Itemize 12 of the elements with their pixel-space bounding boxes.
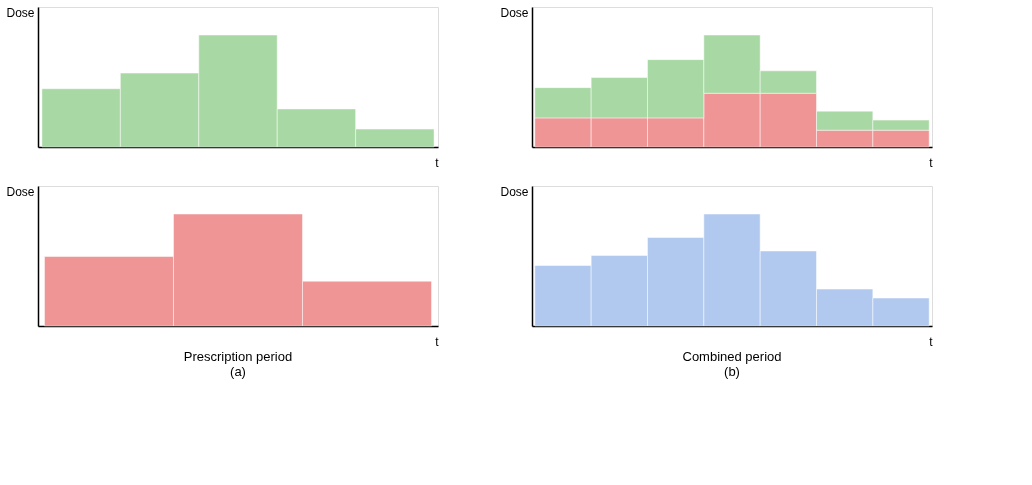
x-axis-title: t xyxy=(929,334,934,349)
text: Prescription period xyxy=(183,349,293,364)
x-axis-title: t xyxy=(435,334,440,349)
x-axis-title: t xyxy=(929,155,934,170)
y-axis-title: Dose xyxy=(500,5,529,20)
text: Combined period xyxy=(682,349,782,364)
text: (a) xyxy=(230,364,246,379)
y-axis-title: Dose xyxy=(6,5,35,20)
y-axis-title: Dose xyxy=(500,184,529,199)
x-axis-title: t xyxy=(435,155,440,170)
text: (b) xyxy=(724,364,740,379)
y-axis-title: Dose xyxy=(6,184,35,199)
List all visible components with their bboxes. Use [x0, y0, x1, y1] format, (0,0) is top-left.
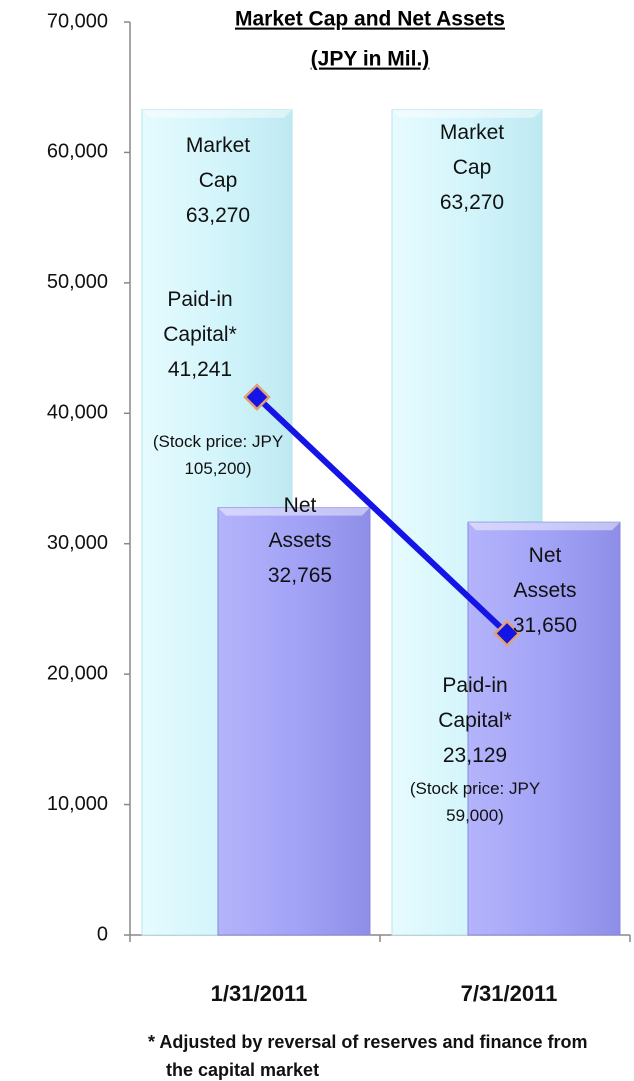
value-label: 41,241 — [167, 358, 233, 381]
annotation: (Stock price: JPY 105,200) — [152, 432, 284, 478]
bar-top — [468, 522, 620, 531]
value-label: 31,650 — [512, 614, 578, 637]
footnote: * Adjusted by reversal of reserves and f… — [148, 1032, 588, 1080]
y-tick-label: 70,000 — [47, 10, 108, 32]
x-tick-label: 7/31/2011 — [461, 981, 558, 1006]
y-tick-label: 20,000 — [47, 662, 108, 684]
x-tick-label: 1/31/2011 — [211, 981, 308, 1006]
marker — [493, 619, 521, 648]
value-label: 63,270 — [185, 204, 251, 227]
y-tick-label: 10,000 — [47, 793, 108, 815]
bar-top — [142, 109, 292, 118]
annotation: (Stock price: JPY 59,000) — [409, 779, 541, 825]
series-label: Paid-in Capital* — [438, 674, 512, 732]
chart-title: Market Cap and Net Assets — [235, 8, 505, 31]
value-label: 63,270 — [439, 191, 505, 214]
series-label: Market Cap — [185, 134, 251, 192]
series-label: Paid-in Capital* — [163, 288, 237, 346]
series-label: Market Cap — [439, 121, 505, 179]
bar-top — [392, 109, 542, 118]
value-label: 23,129 — [442, 744, 508, 767]
series-label: Net Assets — [268, 494, 332, 552]
chart-subtitle: (JPY in Mil.) — [311, 48, 430, 71]
y-tick-label: 40,000 — [47, 402, 108, 424]
marker — [243, 383, 271, 411]
y-tick-label: 30,000 — [47, 532, 108, 554]
y-tick-label: 50,000 — [47, 271, 108, 293]
bar — [217, 507, 371, 936]
y-tick-label: 0 — [97, 923, 108, 945]
value-label: 32,765 — [267, 564, 333, 587]
y-tick-label: 60,000 — [47, 141, 108, 163]
bar — [467, 521, 621, 936]
line — [254, 394, 510, 636]
series-label: Net Assets — [513, 544, 577, 602]
bar-top — [218, 507, 370, 516]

- WHAT YOU ARE ASKED TO DO -
Print every line of the material above verbatim, from start to finish, and omit the picture placeholders.

- RESPONSE TO THIS TASK -
Itemize 12 of the elements with their pixel-space bounding boxes.
x-axis-title: t xyxy=(929,334,934,349)
text: Prescription period xyxy=(183,349,293,364)
x-axis-title: t xyxy=(435,334,440,349)
x-axis-title: t xyxy=(929,155,934,170)
y-axis-title: Dose xyxy=(500,5,529,20)
text: Combined period xyxy=(682,349,782,364)
text: (a) xyxy=(230,364,246,379)
y-axis-title: Dose xyxy=(6,5,35,20)
y-axis-title: Dose xyxy=(500,184,529,199)
x-axis-title: t xyxy=(435,155,440,170)
text: (b) xyxy=(724,364,740,379)
y-axis-title: Dose xyxy=(6,184,35,199)
List all visible components with their bboxes. Use [x0, y0, x1, y1] format, (0,0) is top-left.
value-label: 41,241 — [167, 358, 233, 381]
annotation: (Stock price: JPY 105,200) — [152, 432, 284, 478]
bar-top — [468, 522, 620, 531]
value-label: 31,650 — [512, 614, 578, 637]
footnote: * Adjusted by reversal of reserves and f… — [148, 1032, 588, 1080]
y-tick-label: 70,000 — [47, 10, 108, 32]
x-tick-label: 7/31/2011 — [461, 981, 558, 1006]
y-tick-label: 20,000 — [47, 662, 108, 684]
x-tick-label: 1/31/2011 — [211, 981, 308, 1006]
marker — [493, 619, 521, 648]
value-label: 63,270 — [185, 204, 251, 227]
y-tick-label: 10,000 — [47, 793, 108, 815]
bar-top — [142, 109, 292, 118]
annotation: (Stock price: JPY 59,000) — [409, 779, 541, 825]
series-label: Paid-in Capital* — [438, 674, 512, 732]
chart-title: Market Cap and Net Assets — [235, 8, 505, 31]
value-label: 63,270 — [439, 191, 505, 214]
series-label: Market Cap — [185, 134, 251, 192]
series-label: Paid-in Capital* — [163, 288, 237, 346]
series-label: Market Cap — [439, 121, 505, 179]
bar-top — [392, 109, 542, 118]
value-label: 23,129 — [442, 744, 508, 767]
series-label: Net Assets — [268, 494, 332, 552]
chart-subtitle: (JPY in Mil.) — [311, 48, 430, 71]
y-tick-label: 40,000 — [47, 402, 108, 424]
marker — [243, 383, 271, 411]
y-tick-label: 30,000 — [47, 532, 108, 554]
y-tick-label: 50,000 — [47, 271, 108, 293]
bar — [217, 507, 371, 936]
y-tick-label: 0 — [97, 923, 108, 945]
value-label: 32,765 — [267, 564, 333, 587]
y-tick-label: 60,000 — [47, 141, 108, 163]
bar — [467, 521, 621, 936]
line — [254, 394, 510, 636]
series-label: Net Assets — [513, 544, 577, 602]
bar-top — [218, 507, 370, 516]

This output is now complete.